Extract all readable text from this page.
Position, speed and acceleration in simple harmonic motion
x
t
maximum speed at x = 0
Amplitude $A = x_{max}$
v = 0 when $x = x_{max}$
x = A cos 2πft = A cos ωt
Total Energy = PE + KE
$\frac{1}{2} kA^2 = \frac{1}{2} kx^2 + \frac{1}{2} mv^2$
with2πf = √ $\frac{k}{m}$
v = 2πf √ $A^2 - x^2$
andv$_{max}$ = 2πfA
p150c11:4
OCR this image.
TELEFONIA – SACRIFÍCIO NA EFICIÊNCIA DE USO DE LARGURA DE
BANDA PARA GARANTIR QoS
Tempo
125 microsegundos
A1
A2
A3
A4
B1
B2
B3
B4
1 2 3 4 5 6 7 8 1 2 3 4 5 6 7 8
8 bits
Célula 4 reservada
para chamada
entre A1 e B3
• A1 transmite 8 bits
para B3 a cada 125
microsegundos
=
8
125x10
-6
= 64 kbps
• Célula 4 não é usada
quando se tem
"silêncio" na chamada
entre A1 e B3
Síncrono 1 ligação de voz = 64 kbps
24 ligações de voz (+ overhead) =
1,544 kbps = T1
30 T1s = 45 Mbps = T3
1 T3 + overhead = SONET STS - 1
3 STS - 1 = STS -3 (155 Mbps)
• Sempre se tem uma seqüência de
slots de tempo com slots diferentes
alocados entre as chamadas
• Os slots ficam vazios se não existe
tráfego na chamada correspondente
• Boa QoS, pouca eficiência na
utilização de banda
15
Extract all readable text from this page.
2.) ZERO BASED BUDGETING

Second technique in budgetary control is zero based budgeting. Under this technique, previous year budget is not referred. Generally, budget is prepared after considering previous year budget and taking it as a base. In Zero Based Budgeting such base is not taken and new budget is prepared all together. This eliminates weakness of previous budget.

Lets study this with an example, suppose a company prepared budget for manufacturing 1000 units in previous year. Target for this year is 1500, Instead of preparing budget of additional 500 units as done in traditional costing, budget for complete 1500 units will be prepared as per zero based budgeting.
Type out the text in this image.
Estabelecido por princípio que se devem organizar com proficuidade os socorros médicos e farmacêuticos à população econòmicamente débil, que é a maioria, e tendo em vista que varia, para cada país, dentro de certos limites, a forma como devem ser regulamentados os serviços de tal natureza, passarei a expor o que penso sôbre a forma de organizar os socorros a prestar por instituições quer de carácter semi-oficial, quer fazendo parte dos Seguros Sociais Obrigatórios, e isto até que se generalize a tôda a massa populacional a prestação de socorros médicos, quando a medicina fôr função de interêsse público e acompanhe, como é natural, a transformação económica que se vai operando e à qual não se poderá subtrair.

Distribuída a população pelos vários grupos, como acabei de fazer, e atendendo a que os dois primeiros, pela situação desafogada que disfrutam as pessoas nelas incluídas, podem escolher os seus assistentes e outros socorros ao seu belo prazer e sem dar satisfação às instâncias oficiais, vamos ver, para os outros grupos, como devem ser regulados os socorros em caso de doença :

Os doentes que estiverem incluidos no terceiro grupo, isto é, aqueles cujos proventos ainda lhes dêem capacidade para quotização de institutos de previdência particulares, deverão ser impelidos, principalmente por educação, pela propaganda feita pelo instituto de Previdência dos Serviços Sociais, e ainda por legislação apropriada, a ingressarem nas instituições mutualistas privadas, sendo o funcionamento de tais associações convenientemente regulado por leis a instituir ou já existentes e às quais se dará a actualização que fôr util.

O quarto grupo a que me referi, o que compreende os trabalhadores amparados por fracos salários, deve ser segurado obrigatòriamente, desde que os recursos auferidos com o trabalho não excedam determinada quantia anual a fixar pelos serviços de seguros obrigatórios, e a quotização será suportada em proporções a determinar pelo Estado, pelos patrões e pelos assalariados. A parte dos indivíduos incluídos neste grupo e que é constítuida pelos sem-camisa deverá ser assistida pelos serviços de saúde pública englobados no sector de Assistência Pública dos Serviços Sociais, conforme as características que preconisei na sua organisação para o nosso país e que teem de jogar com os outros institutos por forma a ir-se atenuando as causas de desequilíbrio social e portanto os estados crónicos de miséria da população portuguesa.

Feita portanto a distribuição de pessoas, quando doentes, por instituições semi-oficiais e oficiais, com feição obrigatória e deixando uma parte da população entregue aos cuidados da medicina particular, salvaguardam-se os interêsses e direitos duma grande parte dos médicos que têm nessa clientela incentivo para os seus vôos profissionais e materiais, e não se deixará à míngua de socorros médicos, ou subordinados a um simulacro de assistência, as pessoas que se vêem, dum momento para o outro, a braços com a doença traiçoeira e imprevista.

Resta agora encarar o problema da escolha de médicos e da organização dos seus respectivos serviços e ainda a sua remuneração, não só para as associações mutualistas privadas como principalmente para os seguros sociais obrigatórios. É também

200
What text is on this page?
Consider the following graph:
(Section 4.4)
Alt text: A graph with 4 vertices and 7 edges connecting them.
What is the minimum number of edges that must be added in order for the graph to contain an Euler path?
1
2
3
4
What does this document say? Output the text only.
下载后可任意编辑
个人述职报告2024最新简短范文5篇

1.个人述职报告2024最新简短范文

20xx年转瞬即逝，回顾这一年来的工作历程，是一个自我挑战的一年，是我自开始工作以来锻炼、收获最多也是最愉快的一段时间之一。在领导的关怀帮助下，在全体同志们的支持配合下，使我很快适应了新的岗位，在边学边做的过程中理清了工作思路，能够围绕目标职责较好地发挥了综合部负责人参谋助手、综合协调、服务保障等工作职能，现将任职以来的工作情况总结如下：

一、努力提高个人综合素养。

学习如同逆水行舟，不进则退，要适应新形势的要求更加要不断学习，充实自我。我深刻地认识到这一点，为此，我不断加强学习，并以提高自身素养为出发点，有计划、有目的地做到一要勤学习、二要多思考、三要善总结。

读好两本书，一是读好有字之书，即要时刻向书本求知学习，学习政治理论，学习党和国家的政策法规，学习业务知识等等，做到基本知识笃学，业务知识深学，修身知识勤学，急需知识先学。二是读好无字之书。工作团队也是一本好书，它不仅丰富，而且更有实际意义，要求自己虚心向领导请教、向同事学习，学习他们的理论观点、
* * * * * * *
Instruction → Type out the whole listing above again, exactly as it stands.

Full output →
Extract all readable text from this page.
Position, speed and acceleration in simple harmonic motion
x
t
maximum speed at x = 0
Amplitude $A = x_{max}$
v = 0 when $x = x_{max}$
x = A cos 2πft = A cos ωt
Total Energy = PE + KE
$\frac{1}{2} kA^2 = \frac{1}{2} kx^2 + \frac{1}{2} mv^2$
with2πf = √ $\frac{k}{m}$
v = 2πf √ $A^2 - x^2$
andv$_{max}$ = 2πfA
p150c11:4
OCR this image.
TELEFONIA – SACRIFÍCIO NA EFICIÊNCIA DE USO DE LARGURA DE
BANDA PARA GARANTIR QoS
Tempo
125 microsegundos
A1
A2
A3
A4
B1
B2
B3
B4
1 2 3 4 5 6 7 8 1 2 3 4 5 6 7 8
8 bits
Célula 4 reservada
para chamada
entre A1 e B3
• A1 transmite 8 bits
para B3 a cada 125
microsegundos
=
8
125x10
-6
= 64 kbps
• Célula 4 não é usada
quando se tem
"silêncio" na chamada
entre A1 e B3
Síncrono 1 ligação de voz = 64 kbps
24 ligações de voz (+ overhead) =
1,544 kbps = T1
30 T1s = 45 Mbps = T3
1 T3 + overhead = SONET STS - 1
3 STS - 1 = STS -3 (155 Mbps)
• Sempre se tem uma seqüência de
slots de tempo com slots diferentes
alocados entre as chamadas
• Os slots ficam vazios se não existe
tráfego na chamada correspondente
• Boa QoS, pouca eficiência na
utilização de banda
15
Extract all readable text from this page.
2.) ZERO BASED BUDGETING

Second technique in budgetary control is zero based budgeting. Under this technique, previous year budget is not referred. Generally, budget is prepared after considering previous year budget and taking it as a base. In Zero Based Budgeting such base is not taken and new budget is prepared all together. This eliminates weakness of previous budget.

Lets study this with an example, suppose a company prepared budget for manufacturing 1000 units in previous year. Target for this year is 1500, Instead of preparing budget of additional 500 units as done in traditional costing, budget for complete 1500 units will be prepared as per zero based budgeting.
Type out the text in this image.
Estabelecido por princípio que se devem organizar com proficuidade os socorros médicos e farmacêuticos à população econòmicamente débil, que é a maioria, e tendo em vista que varia, para cada país, dentro de certos limites, a forma como devem ser regulamentados os serviços de tal natureza, passarei a expor o que penso sôbre a forma de organizar os socorros a prestar por instituições quer de carácter semi-oficial, quer fazendo parte dos Seguros Sociais Obrigatórios, e isto até que se generalize a tôda a massa populacional a prestação de socorros médicos, quando a medicina fôr função de interêsse público e acompanhe, como é natural, a transformação económica que se vai operando e à qual não se poderá subtrair.

Distribuída a população pelos vários grupos, como acabei de fazer, e atendendo a que os dois primeiros, pela situação desafogada que disfrutam as pessoas nelas incluídas, podem escolher os seus assistentes e outros socorros ao seu belo prazer e sem dar satisfação às instâncias oficiais, vamos ver, para os outros grupos, como devem ser regulados os socorros em caso de doença :

Os doentes que estiverem incluidos no terceiro grupo, isto é, aqueles cujos proventos ainda lhes dêem capacidade para quotização de institutos de previdência particulares, deverão ser impelidos, principalmente por educação, pela propaganda feita pelo instituto de Previdência dos Serviços Sociais, e ainda por legislação apropriada, a ingressarem nas instituições mutualistas privadas, sendo o funcionamento de tais associações convenientemente regulado por leis a instituir ou já existentes e às quais se dará a actualização que fôr util.

O quarto grupo a que me referi, o que compreende os trabalhadores amparados por fracos salários, deve ser segurado obrigatòriamente, desde que os recursos auferidos com o trabalho não excedam determinada quantia anual a fixar pelos serviços de seguros obrigatórios, e a quotização será suportada em proporções a determinar pelo Estado, pelos patrões e pelos assalariados. A parte dos indivíduos incluídos neste grupo e que é constítuida pelos sem-camisa deverá ser assistida pelos serviços de saúde pública englobados no sector de Assistência Pública dos Serviços Sociais, conforme as características que preconisei na sua organisação para o nosso país e que teem de jogar com os outros institutos por forma a ir-se atenuando as causas de desequilíbrio social e portanto os estados crónicos de miséria da população portuguesa.

Feita portanto a distribuição de pessoas, quando doentes, por instituições semi-oficiais e oficiais, com feição obrigatória e deixando uma parte da população entregue aos cuidados da medicina particular, salvaguardam-se os interêsses e direitos duma grande parte dos médicos que têm nessa clientela incentivo para os seus vôos profissionais e materiais, e não se deixará à míngua de socorros médicos, ou subordinados a um simulacro de assistência, as pessoas que se vêem, dum momento para o outro, a braços com a doença traiçoeira e imprevista.

Resta agora encarar o problema da escolha de médicos e da organização dos seus respectivos serviços e ainda a sua remuneração, não só para as associações mutualistas privadas como principalmente para os seguros sociais obrigatórios. É também

200
What text is on this page?
Consider the following graph:
(Section 4.4)
Alt text: A graph with 4 vertices and 7 edges connecting them.
What is the minimum number of edges that must be added in order for the graph to contain an Euler path?
1
2
3
4
What does this document say? Output the text only.
下载后可任意编辑
个人述职报告2024最新简短范文5篇

1.个人述职报告2024最新简短范文

20xx年转瞬即逝，回顾这一年来的工作历程，是一个自我挑战的一年，是我自开始工作以来锻炼、收获最多也是最愉快的一段时间之一。在领导的关怀帮助下，在全体同志们的支持配合下，使我很快适应了新的岗位，在边学边做的过程中理清了工作思路，能够围绕目标职责较好地发挥了综合部负责人参谋助手、综合协调、服务保障等工作职能，现将任职以来的工作情况总结如下：

一、努力提高个人综合素养。

学习如同逆水行舟，不进则退，要适应新形势的要求更加要不断学习，充实自我。我深刻地认识到这一点，为此，我不断加强学习，并以提高自身素养为出发点，有计划、有目的地做到一要勤学习、二要多思考、三要善总结。

读好两本书，一是读好有字之书，即要时刻向书本求知学习，学习政治理论，学习党和国家的政策法规，学习业务知识等等，做到基本知识笃学，业务知识深学，修身知识勤学，急需知识先学。二是读好无字之书。工作团队也是一本好书，它不仅丰富，而且更有实际意义，要求自己虚心向领导请教、向同事学习，学习他们的理论观点、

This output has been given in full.